(Exercise details) Can you extract the passage of the hook-walk proof from "Given the Ferrers" up to and including "start at $(\inf(A),\inf(B))$."?

(Reading text)
Given the Ferrers diagram $F(\lambda)$, let us pick, at random, one cell $(i,j)$, each of them given equal probability $1/n$; then we pick a new cell, at random, in the hook of $(i,j)$, each of them given equal probability $1/(h_{ij}-1)$, etc., until we reach a corner of the given diagram. Such a trial defines a path in the Ferrers diagram, ending at a corner $(a,b)$; its projections  are denoted by $A=\{a_1<a_2<\dots\}$ and $B=\{b_1<b_2<\dots\}$. Let $p(a,b)$ be the probability that we reach the corner $(a,b)$; let $q(A,B)$ be the probability that its projections be $A$ and $B$ conditioned to the hypothesis that it start at $(\inf(A),\inf(B))$.

Lemma. — Let $A,B$ be sets of integers, let $a=\sup(A)$ and let $b=\sup(B)$;  assume that $(a,b)$ is a corner of $\lambda$. One has $q(A,B)= \prod_{\substack{i\in A\\ i\neq a}} \frac1{h_{i,b}-1} \prod_{\substack{j\in B\\ j\neq b}} \frac1{h_{a,j}-1}.$

We argue by induction on the cardinalities of $A$ and $B$. If $A=\{a\}$ and $B=\{b\}$, then $q(A,B)=1$, since both products are empty; this proves the formula in this case. As above, let $a_1<a_2<\dots$ be the enumeration of the elements of $A$ and $b_1<b_2<\dots$ be that for $B$; let also $A'=A\setminus\{a_1\}$ and $B'=B\setminus\{b_1\}$. By construction of the process, after having chosen the initial cell $(a_1,b_1)$,  it either goes on above the initially chosen cell $(a_1,b_1)$, hence at $(a_1,b_2)$, or on its right, that is, at $(a_2,b_1)$. One thus has
\begin{align*} q(A,B) = \mathbf P(A,B\mid a_1,b_1) & = \mathbf P(a_1,b_1,b_2\mid a_1,b_1) \mathbf P(A,B\mid a_1,b_1,b_2) + \mathbf P(a_1,a_2,b_1\mid a_1,b_1) \mathbf P(A,B\mid a_1,a_2,b_1)\\ &= \frac1{f_{a_1,b_1}-1} \mathbf P(A,B'\mid a_1,b_2) + \frac1{f_{a_1,b_1}-1} \mathbf P(A',B\mid a_2,b_1) \\ &= \frac1{h_{a_1,b_1}-1}\left( q(A',B) + q(A,B') \right). \end{align*}
By induction, we may assume that the given formula holds for $(A',B)$ and $(A,B')$. Then, one has
\begin{align*} q(A,B) & = \frac1{h_{a_1,b_1}-1} \left( \prod_{\substack{i\in A'\\ i\neq a}} \frac1{h_{i,b}-1} \prod_{\substack{j\in B \\ j\neq b}} \frac1{h_{a,j}-1} + \prod_{\substack{i\in A\\ i\neq a}} \frac1{h_{i,b}-1} \prod_{\substack{j\in B' \\ j\neq b}} \frac1{h_{a,j}-1}\right) \\ & =\frac{ (h_{a_1,b}-1)+(h_{a,b_1}-1)}{h_{a_1,b_1}-1} \prod_{\substack{i\in A\\ i\neq a}} \frac1{h_{i,b}-1} \prod_{\substack{j\in B \\ j\neq b}} \frac1{h_{a,j}-1}, \end{align*}
which implies the desired formula once one remembers that
$h_{a,b_1} + h_{a_1,b} = h_{a_1,b_1} + h_{a,b}= h_{a_1,b_1}+1$
since $(a,b)$ is a corner of $F(\lambda)$.

(Given information)
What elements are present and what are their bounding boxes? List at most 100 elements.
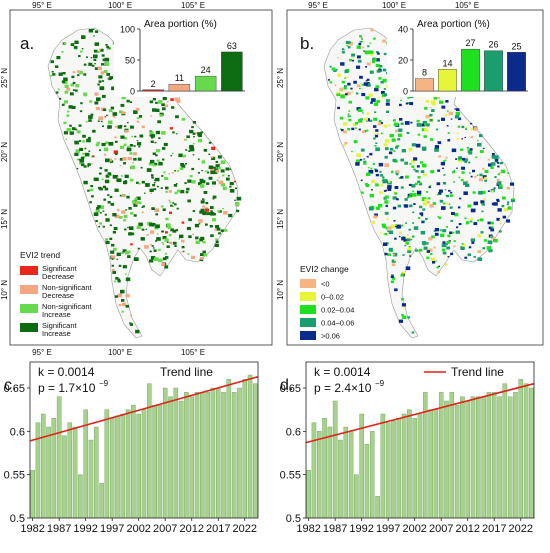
- vegetation-pixel: [507, 206, 512, 210]
- vegetation-pixel: [370, 53, 374, 56]
- vegetation-pixel: [132, 200, 137, 204]
- vegetation-pixel: [127, 255, 131, 258]
- vegetation-pixel: [446, 246, 451, 250]
- vegetation-pixel: [392, 206, 397, 210]
- vegetation-pixel: [120, 175, 123, 177]
- map-a-lon-tick: 95° E: [32, 1, 52, 10]
- vegetation-pixel: [88, 150, 91, 152]
- vegetation-pixel: [454, 115, 460, 119]
- vegetation-pixel: [212, 195, 217, 199]
- vegetation-pixel: [388, 247, 393, 252]
- vegetation-pixel: [357, 59, 362, 63]
- vegetation-pixel: [108, 120, 113, 125]
- vegetation-pixel: [191, 126, 194, 129]
- vegetation-pixel: [490, 235, 493, 238]
- vegetation-pixel: [211, 156, 216, 160]
- legend-swatch: [300, 331, 316, 340]
- vegetation-pixel: [470, 220, 473, 223]
- vegetation-pixel: [329, 65, 332, 68]
- vegetation-pixel: [487, 240, 493, 244]
- vegetation-pixel: [116, 209, 120, 212]
- vegetation-pixel: [374, 145, 377, 147]
- ts-bar: [56, 396, 62, 519]
- vegetation-pixel: [467, 149, 472, 153]
- map-a-lat-tick: 10° N: [0, 280, 9, 300]
- vegetation-pixel: [441, 105, 446, 109]
- vegetation-pixel: [427, 201, 430, 204]
- vegetation-pixel: [181, 117, 186, 121]
- vegetation-pixel: [229, 181, 234, 186]
- vegetation-pixel: [78, 124, 82, 127]
- vegetation-pixel: [413, 168, 416, 171]
- vegetation-pixel: [341, 129, 344, 132]
- ts-bar: [338, 439, 343, 519]
- vegetation-pixel: [198, 223, 201, 225]
- vegetation-pixel: [405, 242, 409, 245]
- vegetation-pixel: [172, 131, 175, 134]
- vegetation-pixel: [421, 123, 426, 127]
- map-b-lat-tick: 20° N: [276, 142, 285, 162]
- vegetation-pixel: [367, 82, 370, 84]
- vegetation-pixel: [137, 142, 142, 146]
- vegetation-pixel: [404, 161, 408, 165]
- map-a-land: [47, 27, 242, 339]
- vegetation-pixel: [99, 167, 103, 170]
- vegetation-pixel: [129, 152, 133, 155]
- vegetation-pixel: [112, 269, 115, 272]
- vegetation-pixel: [445, 156, 448, 159]
- inset-y-tick-label: 20: [398, 56, 408, 66]
- vegetation-pixel: [397, 204, 401, 208]
- vegetation-pixel: [127, 156, 132, 161]
- vegetation-pixel: [112, 112, 118, 116]
- vegetation-pixel: [438, 265, 440, 267]
- ts-bar: [470, 396, 476, 519]
- vegetation-pixel: [470, 122, 473, 125]
- vegetation-pixel: [142, 205, 145, 208]
- vegetation-pixel: [80, 156, 84, 160]
- vegetation-pixel: [461, 171, 465, 174]
- vegetation-pixel: [393, 122, 399, 127]
- vegetation-pixel: [102, 210, 105, 212]
- vegetation-pixel: [374, 168, 377, 171]
- vegetation-pixel: [424, 128, 429, 132]
- vegetation-pixel: [105, 174, 110, 178]
- vegetation-pixel: [116, 252, 121, 256]
- inset-bar-label: 14: [442, 58, 452, 68]
- vegetation-pixel: [82, 134, 86, 138]
- vegetation-pixel: [144, 192, 146, 194]
- ts-stat-p: p = 1.7×10: [38, 381, 96, 395]
- ts-bar: [380, 413, 386, 519]
- vegetation-pixel: [336, 91, 339, 94]
- vegetation-pixel: [61, 103, 65, 106]
- ts-bar: [401, 413, 407, 519]
- vegetation-pixel: [126, 99, 130, 103]
- vegetation-pixel: [374, 213, 378, 217]
- vegetation-pixel: [369, 70, 374, 74]
- vegetation-pixel: [424, 198, 428, 202]
- vegetation-pixel: [341, 48, 344, 50]
- vegetation-pixel: [182, 250, 185, 253]
- vegetation-pixel: [473, 222, 478, 226]
- vegetation-pixel: [400, 186, 404, 189]
- vegetation-pixel: [151, 207, 155, 210]
- vegetation-pixel: [201, 169, 203, 172]
- vegetation-pixel: [477, 139, 479, 142]
- vegetation-pixel: [226, 177, 230, 181]
- vegetation-pixel: [451, 212, 455, 215]
- vegetation-pixel: [387, 230, 390, 233]
- vegetation-pixel: [115, 153, 118, 155]
- vegetation-pixel: [83, 165, 87, 168]
- inset-bar-label: 26: [488, 40, 498, 50]
- vegetation-pixel: [86, 121, 88, 123]
- vegetation-pixel: [383, 52, 387, 56]
- ts-bar: [322, 418, 327, 519]
- vegetation-pixel: [426, 243, 428, 245]
- vegetation-pixel: [390, 275, 394, 278]
- map-panel-b: b. 95° E 100° E 105° E 25° N 20° N 15° N…: [276, 1, 544, 346]
- inset-y-tick-label: 50: [125, 56, 135, 66]
- vegetation-pixel: [464, 160, 467, 163]
- ts-bar: [396, 418, 402, 519]
- vegetation-pixel: [222, 174, 225, 177]
- vegetation-pixel: [200, 256, 204, 260]
- ts-bar: [476, 396, 481, 519]
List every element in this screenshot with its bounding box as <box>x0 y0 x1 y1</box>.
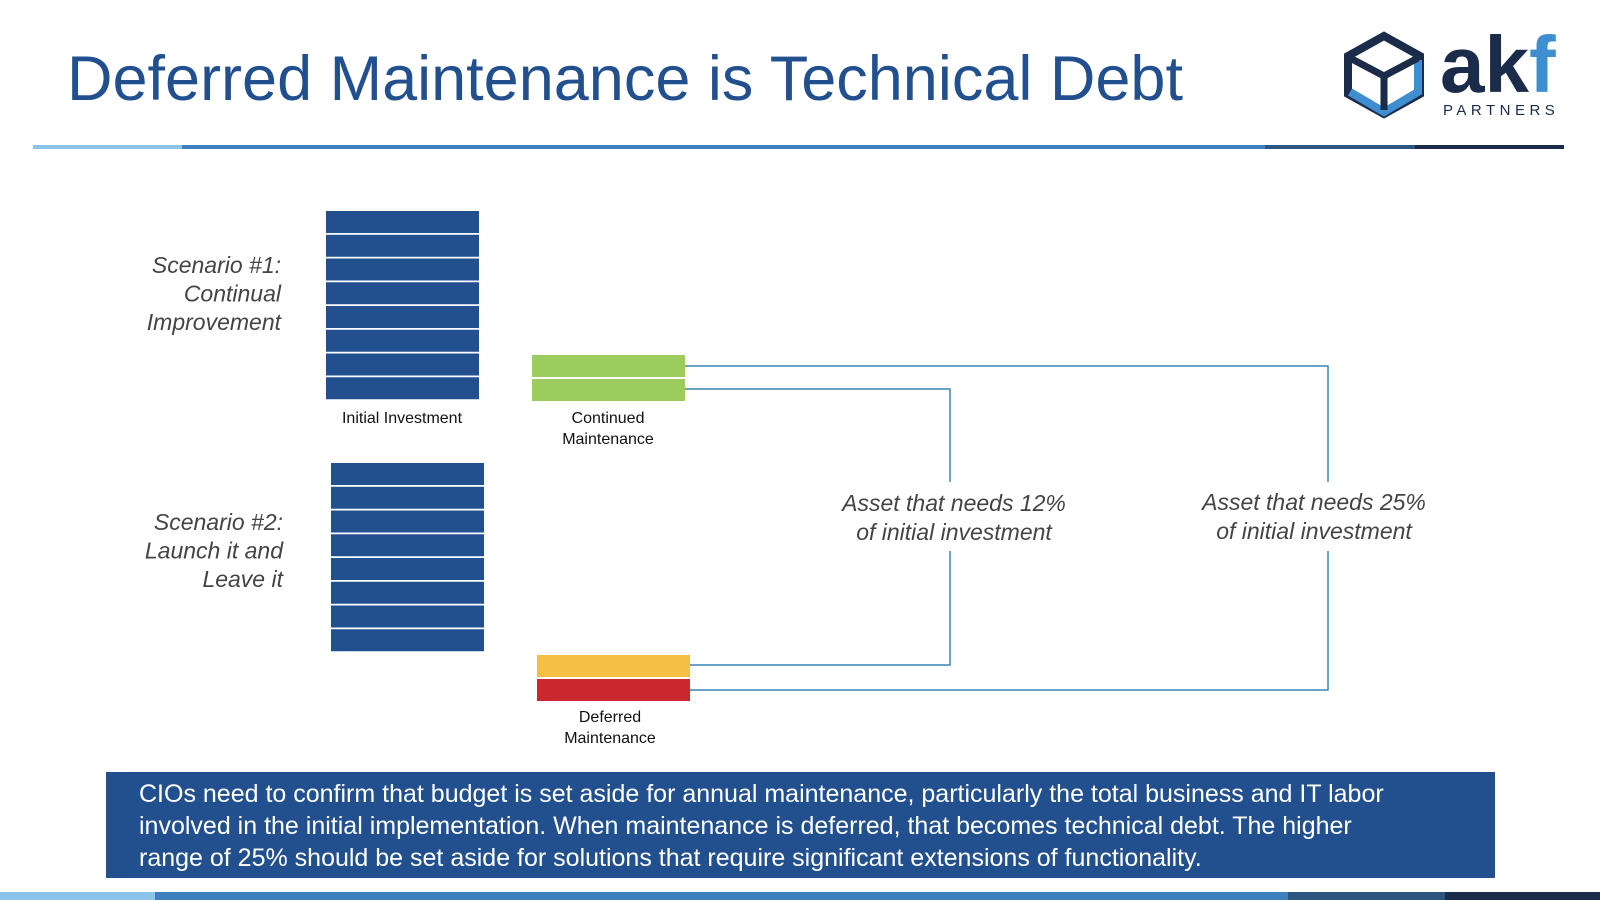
title: Deferred Maintenance is Technical Debt <box>67 44 1183 114</box>
investment-block <box>331 629 484 652</box>
annotation: of initial investment <box>1216 518 1413 544</box>
scenario-label: Scenario #1: <box>152 252 281 278</box>
investment-block <box>326 234 479 257</box>
continued-block <box>532 379 685 401</box>
investment-block <box>326 306 479 328</box>
investment-block <box>326 329 479 352</box>
deferred-block <box>537 679 690 701</box>
scenario-label: Improvement <box>147 309 283 335</box>
logo-word-main: ak <box>1440 20 1529 109</box>
logo-subtitle: PARTNERS <box>1443 102 1559 119</box>
block-label: Maintenance <box>562 431 654 448</box>
investment-block <box>326 211 479 233</box>
footer-text: involved in the initial implementation. … <box>139 812 1352 840</box>
continued-block <box>532 355 685 377</box>
investment-block <box>331 486 484 509</box>
investment-block <box>331 510 484 533</box>
block-label: Deferred <box>579 709 641 726</box>
logo-cube-accent <box>1347 60 1422 117</box>
footer-text: CIOs need to confirm that budget is set … <box>139 780 1384 808</box>
investment-block <box>326 282 479 305</box>
scenario-label: Leave it <box>202 566 284 592</box>
logo-word-accent: f <box>1529 20 1556 109</box>
investment-block <box>331 581 484 604</box>
connector-25 <box>685 365 1329 691</box>
rule-segment <box>155 892 1288 900</box>
investment-block <box>326 353 479 376</box>
rule-segment <box>1445 892 1600 900</box>
investment-block <box>331 534 484 557</box>
footer-text: range of 25% should be set aside for sol… <box>139 844 1202 872</box>
logo: akf PARTNERS <box>1344 20 1559 119</box>
scenario-label: Launch it and <box>145 538 284 564</box>
rule-segment <box>1265 145 1415 149</box>
rule-segment <box>182 145 1265 149</box>
logo-word: akf <box>1440 20 1556 109</box>
initial-investment-stack-1 <box>326 211 479 400</box>
block-label: Initial Investment <box>342 410 463 427</box>
initial-investment-stack-2 <box>331 463 484 652</box>
investment-block <box>331 558 484 580</box>
footer-box <box>106 772 1495 878</box>
rule-segment <box>1415 145 1564 149</box>
annotation: of initial investment <box>856 519 1053 545</box>
investment-block <box>326 258 479 281</box>
rule-segment <box>33 145 182 149</box>
annotation: Asset that needs 25% <box>1200 489 1426 515</box>
header-rule <box>33 145 1564 149</box>
deferred-block <box>537 655 690 677</box>
scenario-label: Continual <box>184 281 282 307</box>
annotation: Asset that needs 12% <box>840 490 1066 516</box>
block-label: Continued <box>572 410 645 427</box>
investment-block <box>331 463 484 485</box>
investment-block <box>331 605 484 628</box>
investment-block <box>326 377 479 400</box>
scenario-label: Scenario #2: <box>154 509 283 535</box>
connector-12 <box>685 388 951 666</box>
bottom-rule <box>0 892 1600 900</box>
block-label: Maintenance <box>564 730 656 747</box>
rule-segment <box>1288 892 1445 900</box>
logo-cube-inner <box>1348 54 1420 110</box>
rule-segment <box>0 892 155 900</box>
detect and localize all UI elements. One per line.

(Result for this task)
Given the Ferrers diagram $F(\lambda)$, let us pick, at random, one cell $(i,j)$, each of them given equal probability $1/n$; then we pick a new cell, at random, in the hook of $(i,j)$, each of them given equal probability $1/(h_{ij}-1)$, etc., until we reach a corner of the given diagram. Such a trial defines a path in the Ferrers diagram, ending at a corner $(a,b)$; its projections  are denoted by $A=\{a_1<a_2<\dots\}$ and $B=\{b_1<b_2<\dots\}$. Let $p(a,b)$ be the probability that we reach the corner $(a,b)$; let $q(A,B)$ be the probability that its projections be $A$ and $B$ conditioned to the hypothesis that it start at $(\inf(A),\inf(B))$.